▸ Given task: Extract the listing below in full, unchanged.

** BEGIN Data extract **

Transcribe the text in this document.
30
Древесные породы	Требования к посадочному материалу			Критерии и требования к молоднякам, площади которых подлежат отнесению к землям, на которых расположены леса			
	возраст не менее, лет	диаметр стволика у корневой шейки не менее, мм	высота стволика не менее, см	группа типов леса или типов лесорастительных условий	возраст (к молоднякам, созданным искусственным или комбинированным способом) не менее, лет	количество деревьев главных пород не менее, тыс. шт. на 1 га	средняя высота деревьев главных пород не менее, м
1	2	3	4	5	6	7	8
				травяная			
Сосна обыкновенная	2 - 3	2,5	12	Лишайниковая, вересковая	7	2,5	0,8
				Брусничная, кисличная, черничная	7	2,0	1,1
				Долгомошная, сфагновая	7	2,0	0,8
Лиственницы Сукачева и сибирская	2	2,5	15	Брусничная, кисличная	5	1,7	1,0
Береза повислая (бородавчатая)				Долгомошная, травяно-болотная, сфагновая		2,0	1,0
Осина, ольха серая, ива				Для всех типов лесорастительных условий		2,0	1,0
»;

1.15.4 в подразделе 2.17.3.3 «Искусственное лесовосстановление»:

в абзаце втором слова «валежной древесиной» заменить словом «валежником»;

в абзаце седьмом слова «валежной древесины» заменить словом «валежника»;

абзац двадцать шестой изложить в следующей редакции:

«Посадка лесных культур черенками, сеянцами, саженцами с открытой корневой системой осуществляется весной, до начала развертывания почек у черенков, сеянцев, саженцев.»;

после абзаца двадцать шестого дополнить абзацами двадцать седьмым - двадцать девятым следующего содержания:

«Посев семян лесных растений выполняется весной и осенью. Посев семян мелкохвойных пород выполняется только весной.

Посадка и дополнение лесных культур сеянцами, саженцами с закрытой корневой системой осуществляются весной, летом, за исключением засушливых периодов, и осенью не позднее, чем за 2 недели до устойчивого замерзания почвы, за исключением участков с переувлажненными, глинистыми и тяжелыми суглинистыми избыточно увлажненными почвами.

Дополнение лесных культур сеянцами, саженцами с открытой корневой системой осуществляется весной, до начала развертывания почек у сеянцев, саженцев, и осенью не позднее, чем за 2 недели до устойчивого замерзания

** END Data extract **

▸ Written answer:
Transcribe the text in this document.
30
Древесные породы	Требования к посадочному материалу			Критерии и требования к молоднякам, площади которых подлежат отнесению к землям, на которых расположены леса			
	возраст не менее, лет	диаметр стволика у корневой шейки не менее, мм	высота стволика не менее, см	группа типов леса или типов лесорастительных условий	возраст (к молоднякам, созданным искусственным или комбинированным способом) не менее, лет	количество деревьев главных пород не менее, тыс. шт. на 1 га	средняя высота деревьев главных пород не менее, м
1	2	3	4	5	6	7	8
				травяная			
Сосна обыкновенная	2 - 3	2,5	12	Лишайниковая, вересковая	7	2,5	0,8
				Брусничная, кисличная, черничная	7	2,0	1,1
				Долгомошная, сфагновая	7	2,0	0,8
Лиственницы Сукачева и сибирская	2	2,5	15	Брусничная, кисличная	5	1,7	1,0
Береза повислая (бородавчатая)				Долгомошная, травяно-болотная, сфагновая		2,0	1,0
Осина, ольха серая, ива				Для всех типов лесорастительных условий		2,0	1,0
»;

1.15.4 в подразделе 2.17.3.3 «Искусственное лесовосстановление»:

в абзаце втором слова «валежной древесиной» заменить словом «валежником»;

в абзаце седьмом слова «валежной древесины» заменить словом «валежника»;

абзац двадцать шестой изложить в следующей редакции:

«Посадка лесных культур черенками, сеянцами, саженцами с открытой корневой системой осуществляется весной, до начала развертывания почек у черенков, сеянцев, саженцев.»;

после абзаца двадцать шестого дополнить абзацами двадцать седьмым - двадцать девятым следующего содержания:

«Посев семян лесных растений выполняется весной и осенью. Посев семян мелкохвойных пород выполняется только весной.

Посадка и дополнение лесных культур сеянцами, саженцами с закрытой корневой системой осуществляются весной, летом, за исключением засушливых периодов, и осенью не позднее, чем за 2 недели до устойчивого замерзания почвы, за исключением участков с переувлажненными, глинистыми и тяжелыми суглинистыми избыточно увлажненными почвами.

Дополнение лесных культур сеянцами, саженцами с открытой корневой системой осуществляется весной, до начала развертывания почек у сеянцев, саженцев, и осенью не позднее, чем за 2 недели до устойчивого замерзания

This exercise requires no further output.